# Start of Raw records

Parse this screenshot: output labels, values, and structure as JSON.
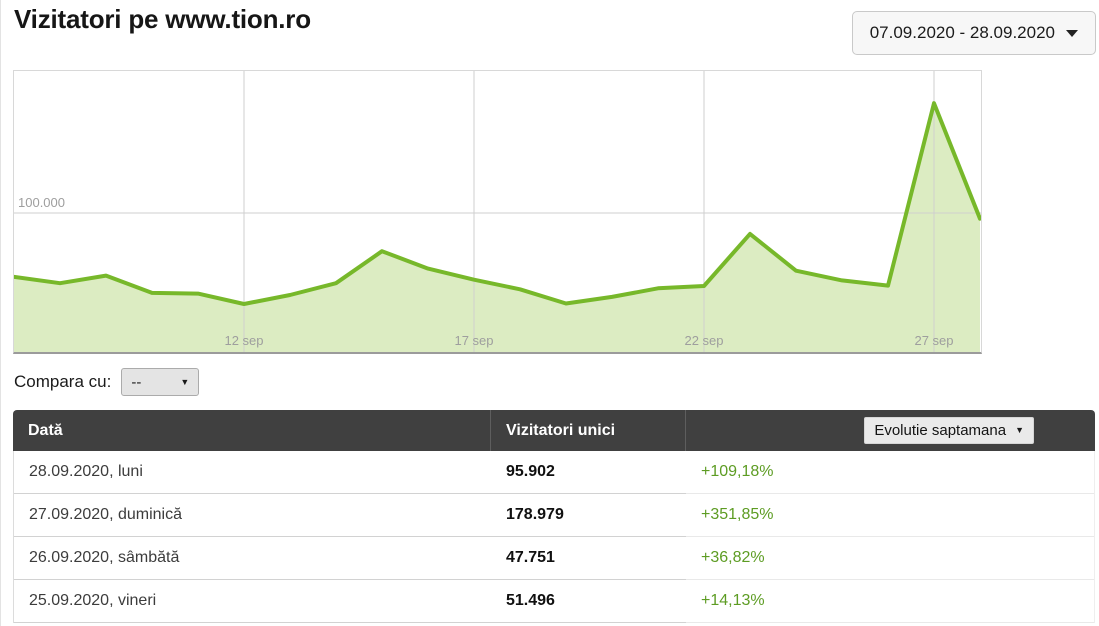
{
  "page": {
    "title": "Vizitatori pe www.tion.ro"
  },
  "date_range": {
    "label": "07.09.2020 - 28.09.2020"
  },
  "compare": {
    "label": "Compara cu:",
    "selected": "--"
  },
  "colors": {
    "line_green": "#77b82a",
    "fill_green": "#dcecc2",
    "percent_green": "#5d9c23",
    "grid_gray": "#cfcfcf",
    "axis_label_gray": "#9e9e9e",
    "table_header_bg": "#404040"
  },
  "chart_data": {
    "type": "area",
    "title": "Vizitatori pe www.tion.ro",
    "xlabel": "",
    "ylabel": "",
    "x": [
      "07 sep",
      "08 sep",
      "09 sep",
      "10 sep",
      "11 sep",
      "12 sep",
      "13 sep",
      "14 sep",
      "15 sep",
      "16 sep",
      "17 sep",
      "18 sep",
      "19 sep",
      "20 sep",
      "21 sep",
      "22 sep",
      "23 sep",
      "24 sep",
      "25 sep",
      "26 sep",
      "27 sep",
      "28 sep"
    ],
    "values": [
      54000,
      49500,
      55000,
      42500,
      42000,
      34500,
      41000,
      49500,
      72500,
      60000,
      52000,
      45120,
      34901,
      39610,
      45846,
      47500,
      85000,
      58500,
      51496,
      47751,
      178979,
      95902
    ],
    "x_ticks": [
      {
        "index": 5,
        "label": "12 sep"
      },
      {
        "index": 10,
        "label": "17 sep"
      },
      {
        "index": 15,
        "label": "22 sep"
      },
      {
        "index": 20,
        "label": "27 sep"
      }
    ],
    "y_gridlines": [
      {
        "value": 100000,
        "label": "100.000"
      }
    ],
    "ylim": [
      0,
      203000
    ],
    "grid": true,
    "legend": false
  },
  "table": {
    "headers": {
      "date": "Dată",
      "visitors": "Vizitatori unici"
    },
    "evolution_dropdown": {
      "label": "Evolutie saptamana"
    },
    "rows": [
      {
        "date": "28.09.2020, luni",
        "visitors": "95.902",
        "evolution": "+109,18%"
      },
      {
        "date": "27.09.2020, duminică",
        "visitors": "178.979",
        "evolution": "+351,85%"
      },
      {
        "date": "26.09.2020, sâmbătă",
        "visitors": "47.751",
        "evolution": "+36,82%"
      },
      {
        "date": "25.09.2020, vineri",
        "visitors": "51.496",
        "evolution": "+14,13%"
      }
    ]
  }
}
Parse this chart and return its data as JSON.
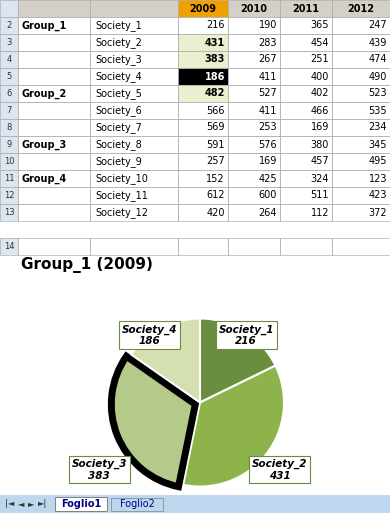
{
  "title": "Group_1 (2009)",
  "pie_labels": [
    "Society_1",
    "Society_2",
    "Society_3",
    "Society_4"
  ],
  "pie_values": [
    216,
    431,
    383,
    186
  ],
  "pie_colors": [
    "#6b8e3e",
    "#8db34a",
    "#b5c98a",
    "#d4e0b0"
  ],
  "explode_index": 2,
  "explode_amount": 0.06,
  "table_col_header": [
    "",
    "",
    "2009",
    "2010",
    "2011",
    "2012"
  ],
  "table_row_groups": [
    {
      "group": "Group_1",
      "rows": [
        [
          "Society_1",
          216,
          190,
          365,
          247
        ],
        [
          "Society_2",
          431,
          283,
          454,
          439
        ],
        [
          "Society_3",
          383,
          267,
          251,
          474
        ],
        [
          "Society_4",
          186,
          411,
          400,
          490
        ]
      ]
    },
    {
      "group": "Group_2",
      "rows": [
        [
          "Society_5",
          482,
          527,
          402,
          523
        ],
        [
          "Society_6",
          566,
          411,
          466,
          535
        ],
        [
          "Society_7",
          569,
          253,
          169,
          234
        ]
      ]
    },
    {
      "group": "Group_3",
      "rows": [
        [
          "Society_8",
          591,
          576,
          380,
          345
        ],
        [
          "Society_9",
          257,
          169,
          457,
          495
        ]
      ]
    },
    {
      "group": "Group_4",
      "rows": [
        [
          "Society_10",
          152,
          425,
          324,
          123
        ],
        [
          "Society_11",
          612,
          600,
          511,
          423
        ],
        [
          "Society_12",
          420,
          264,
          112,
          372
        ]
      ]
    }
  ],
  "bg_color": "#ffffff",
  "grid_color": "#b0b0b0",
  "header_bg_orange": "#f0a000",
  "header_bg_gray": "#d4d0c8",
  "row_num_bg": "#d4d0c8",
  "highlight_cell_bg": "#e8f0d0",
  "selected_cell_bg": "#000000",
  "selected_cell_fg": "#ffffff",
  "highlight_col_idx": 2,
  "highlight_row_indices": [
    1,
    2,
    3,
    4
  ],
  "selected_row_idx": 3,
  "font_size_table": 7,
  "font_size_title": 11,
  "font_size_pie_label": 7.5,
  "tab_bg": "#bdd7ee",
  "tab_active_text": "#00008b",
  "row_num_col_bg": "#dce6f1",
  "corner_bg": "#dce6f1"
}
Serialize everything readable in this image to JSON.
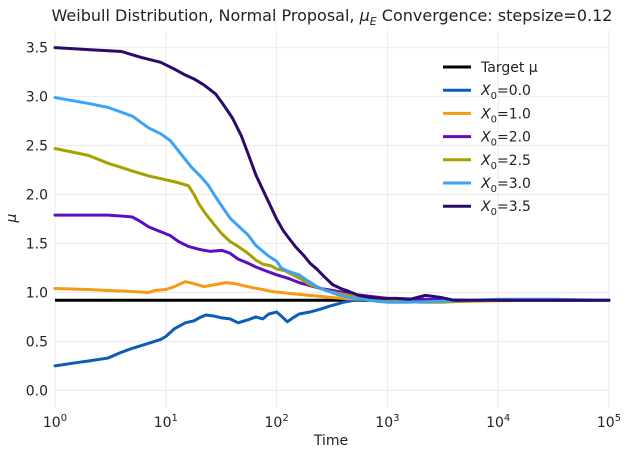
{
  "chart_data": {
    "type": "line",
    "title_prefix": "Weibull Distribution, Normal Proposal, ",
    "title_mu": "μ",
    "title_sub": "E",
    "title_suffix": " Convergence: stepsize=0.12",
    "xlabel": "Time",
    "ylabel": "μ",
    "xscale": "log",
    "xlim": [
      1,
      100000
    ],
    "ylim": [
      -0.18,
      3.68
    ],
    "grid": true,
    "legend_position": "upper-right",
    "x_ticks": [
      {
        "value": 1,
        "base": "10",
        "exp": "0"
      },
      {
        "value": 10,
        "base": "10",
        "exp": "1"
      },
      {
        "value": 100,
        "base": "10",
        "exp": "2"
      },
      {
        "value": 1000,
        "base": "10",
        "exp": "3"
      },
      {
        "value": 10000,
        "base": "10",
        "exp": "4"
      },
      {
        "value": 100000,
        "base": "10",
        "exp": "5"
      }
    ],
    "y_ticks": [
      {
        "value": 0.0,
        "label": "0.0"
      },
      {
        "value": 0.5,
        "label": "0.5"
      },
      {
        "value": 1.0,
        "label": "1.0"
      },
      {
        "value": 1.5,
        "label": "1.5"
      },
      {
        "value": 2.0,
        "label": "2.0"
      },
      {
        "value": 2.5,
        "label": "2.5"
      },
      {
        "value": 3.0,
        "label": "3.0"
      },
      {
        "value": 3.5,
        "label": "3.5"
      }
    ],
    "target": {
      "name": "Target μ",
      "value": 0.92,
      "color": "#000000"
    },
    "series": [
      {
        "name_var": "X",
        "name_sub": "0",
        "name_val": "=0.0",
        "color": "#0d5db5",
        "points": [
          [
            1,
            0.25
          ],
          [
            1.5,
            0.28
          ],
          [
            2,
            0.3
          ],
          [
            3,
            0.33
          ],
          [
            4,
            0.39
          ],
          [
            5,
            0.43
          ],
          [
            7,
            0.48
          ],
          [
            9,
            0.52
          ],
          [
            10,
            0.55
          ],
          [
            12,
            0.63
          ],
          [
            15,
            0.69
          ],
          [
            18,
            0.71
          ],
          [
            20,
            0.74
          ],
          [
            23,
            0.77
          ],
          [
            27,
            0.76
          ],
          [
            32,
            0.74
          ],
          [
            38,
            0.73
          ],
          [
            45,
            0.69
          ],
          [
            55,
            0.72
          ],
          [
            65,
            0.75
          ],
          [
            75,
            0.73
          ],
          [
            85,
            0.78
          ],
          [
            100,
            0.8
          ],
          [
            110,
            0.76
          ],
          [
            125,
            0.7
          ],
          [
            140,
            0.74
          ],
          [
            160,
            0.78
          ],
          [
            200,
            0.8
          ],
          [
            250,
            0.83
          ],
          [
            300,
            0.86
          ],
          [
            350,
            0.88
          ],
          [
            400,
            0.9
          ],
          [
            500,
            0.92
          ],
          [
            700,
            0.93
          ],
          [
            1000,
            0.91
          ],
          [
            1500,
            0.92
          ],
          [
            3000,
            0.91
          ],
          [
            10000,
            0.92
          ],
          [
            30000,
            0.92
          ],
          [
            100000,
            0.92
          ]
        ]
      },
      {
        "name_var": "X",
        "name_sub": "0",
        "name_val": "=1.0",
        "color": "#f59a14",
        "points": [
          [
            1,
            1.04
          ],
          [
            2,
            1.03
          ],
          [
            3,
            1.02
          ],
          [
            5,
            1.01
          ],
          [
            7,
            1.0
          ],
          [
            8,
            1.02
          ],
          [
            10,
            1.03
          ],
          [
            12,
            1.06
          ],
          [
            15,
            1.11
          ],
          [
            18,
            1.09
          ],
          [
            22,
            1.06
          ],
          [
            28,
            1.08
          ],
          [
            35,
            1.1
          ],
          [
            42,
            1.09
          ],
          [
            50,
            1.07
          ],
          [
            60,
            1.05
          ],
          [
            75,
            1.03
          ],
          [
            90,
            1.01
          ],
          [
            110,
            1.0
          ],
          [
            130,
            0.99
          ],
          [
            160,
            0.98
          ],
          [
            200,
            0.97
          ],
          [
            250,
            0.96
          ],
          [
            300,
            0.95
          ],
          [
            400,
            0.94
          ],
          [
            600,
            0.93
          ],
          [
            1000,
            0.92
          ],
          [
            2000,
            0.91
          ],
          [
            5000,
            0.91
          ],
          [
            20000,
            0.92
          ],
          [
            100000,
            0.92
          ]
        ]
      },
      {
        "name_var": "X",
        "name_sub": "0",
        "name_val": "=2.0",
        "color": "#5a0fc4",
        "points": [
          [
            1,
            1.79
          ],
          [
            2,
            1.79
          ],
          [
            3,
            1.79
          ],
          [
            4,
            1.78
          ],
          [
            5,
            1.77
          ],
          [
            6,
            1.72
          ],
          [
            7,
            1.67
          ],
          [
            9,
            1.62
          ],
          [
            11,
            1.58
          ],
          [
            13,
            1.52
          ],
          [
            16,
            1.47
          ],
          [
            20,
            1.44
          ],
          [
            25,
            1.42
          ],
          [
            32,
            1.43
          ],
          [
            38,
            1.4
          ],
          [
            45,
            1.34
          ],
          [
            55,
            1.3
          ],
          [
            65,
            1.26
          ],
          [
            80,
            1.22
          ],
          [
            100,
            1.18
          ],
          [
            130,
            1.14
          ],
          [
            160,
            1.1
          ],
          [
            200,
            1.07
          ],
          [
            250,
            1.04
          ],
          [
            320,
            1.02
          ],
          [
            400,
            1.0
          ],
          [
            500,
            0.98
          ],
          [
            700,
            0.96
          ],
          [
            1000,
            0.94
          ],
          [
            2000,
            0.93
          ],
          [
            5000,
            0.92
          ],
          [
            20000,
            0.92
          ],
          [
            100000,
            0.92
          ]
        ]
      },
      {
        "name_var": "X",
        "name_sub": "0",
        "name_val": "=2.5",
        "color": "#a8a000",
        "points": [
          [
            1,
            2.47
          ],
          [
            2,
            2.4
          ],
          [
            3,
            2.32
          ],
          [
            5,
            2.24
          ],
          [
            7,
            2.19
          ],
          [
            10,
            2.15
          ],
          [
            13,
            2.12
          ],
          [
            16,
            2.09
          ],
          [
            18,
            2.0
          ],
          [
            20,
            1.9
          ],
          [
            23,
            1.8
          ],
          [
            27,
            1.7
          ],
          [
            32,
            1.6
          ],
          [
            38,
            1.52
          ],
          [
            45,
            1.47
          ],
          [
            55,
            1.4
          ],
          [
            65,
            1.33
          ],
          [
            75,
            1.29
          ],
          [
            90,
            1.27
          ],
          [
            100,
            1.24
          ],
          [
            120,
            1.22
          ],
          [
            140,
            1.18
          ],
          [
            170,
            1.13
          ],
          [
            200,
            1.08
          ],
          [
            250,
            1.04
          ],
          [
            300,
            1.01
          ],
          [
            400,
            0.98
          ],
          [
            500,
            0.96
          ],
          [
            700,
            0.94
          ],
          [
            1000,
            0.92
          ],
          [
            1500,
            0.91
          ],
          [
            2000,
            0.9
          ],
          [
            3000,
            0.9
          ],
          [
            5000,
            0.91
          ],
          [
            10000,
            0.92
          ],
          [
            100000,
            0.92
          ]
        ]
      },
      {
        "name_var": "X",
        "name_sub": "0",
        "name_val": "=3.0",
        "color": "#3da3f5",
        "points": [
          [
            1,
            2.99
          ],
          [
            2,
            2.93
          ],
          [
            3,
            2.89
          ],
          [
            5,
            2.8
          ],
          [
            7,
            2.68
          ],
          [
            9,
            2.62
          ],
          [
            11,
            2.55
          ],
          [
            14,
            2.4
          ],
          [
            17,
            2.28
          ],
          [
            20,
            2.2
          ],
          [
            24,
            2.1
          ],
          [
            28,
            1.98
          ],
          [
            33,
            1.86
          ],
          [
            38,
            1.76
          ],
          [
            45,
            1.68
          ],
          [
            55,
            1.59
          ],
          [
            65,
            1.48
          ],
          [
            75,
            1.42
          ],
          [
            85,
            1.37
          ],
          [
            100,
            1.32
          ],
          [
            110,
            1.25
          ],
          [
            125,
            1.22
          ],
          [
            140,
            1.2
          ],
          [
            160,
            1.18
          ],
          [
            190,
            1.12
          ],
          [
            230,
            1.06
          ],
          [
            280,
            1.02
          ],
          [
            350,
            0.98
          ],
          [
            450,
            0.95
          ],
          [
            600,
            0.93
          ],
          [
            800,
            0.91
          ],
          [
            1000,
            0.9
          ],
          [
            1500,
            0.9
          ],
          [
            3000,
            0.91
          ],
          [
            10000,
            0.93
          ],
          [
            30000,
            0.93
          ],
          [
            100000,
            0.92
          ]
        ]
      },
      {
        "name_var": "X",
        "name_sub": "0",
        "name_val": "=3.5",
        "color": "#2b0a6b",
        "points": [
          [
            1,
            3.5
          ],
          [
            2,
            3.48
          ],
          [
            4,
            3.46
          ],
          [
            6,
            3.4
          ],
          [
            9,
            3.35
          ],
          [
            12,
            3.28
          ],
          [
            15,
            3.22
          ],
          [
            18,
            3.18
          ],
          [
            22,
            3.12
          ],
          [
            28,
            3.03
          ],
          [
            33,
            2.92
          ],
          [
            40,
            2.78
          ],
          [
            48,
            2.6
          ],
          [
            56,
            2.4
          ],
          [
            65,
            2.2
          ],
          [
            75,
            2.05
          ],
          [
            85,
            1.92
          ],
          [
            100,
            1.75
          ],
          [
            115,
            1.63
          ],
          [
            130,
            1.55
          ],
          [
            150,
            1.46
          ],
          [
            175,
            1.38
          ],
          [
            200,
            1.3
          ],
          [
            230,
            1.24
          ],
          [
            270,
            1.16
          ],
          [
            320,
            1.08
          ],
          [
            380,
            1.04
          ],
          [
            450,
            1.01
          ],
          [
            550,
            0.97
          ],
          [
            700,
            0.95
          ],
          [
            900,
            0.94
          ],
          [
            1200,
            0.94
          ],
          [
            1600,
            0.93
          ],
          [
            2200,
            0.97
          ],
          [
            3000,
            0.95
          ],
          [
            4000,
            0.92
          ],
          [
            7000,
            0.92
          ],
          [
            20000,
            0.92
          ],
          [
            100000,
            0.92
          ]
        ]
      }
    ]
  }
}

# End of Raw records

Task objective
Please list every line of the records that contains "Vizitatori".

Solution to this task
    "title": "Vizitatori pe www.tion.ro"
    "title": "Vizitatori pe www.tion.ro",
      "visitors": "Vizitatori unici"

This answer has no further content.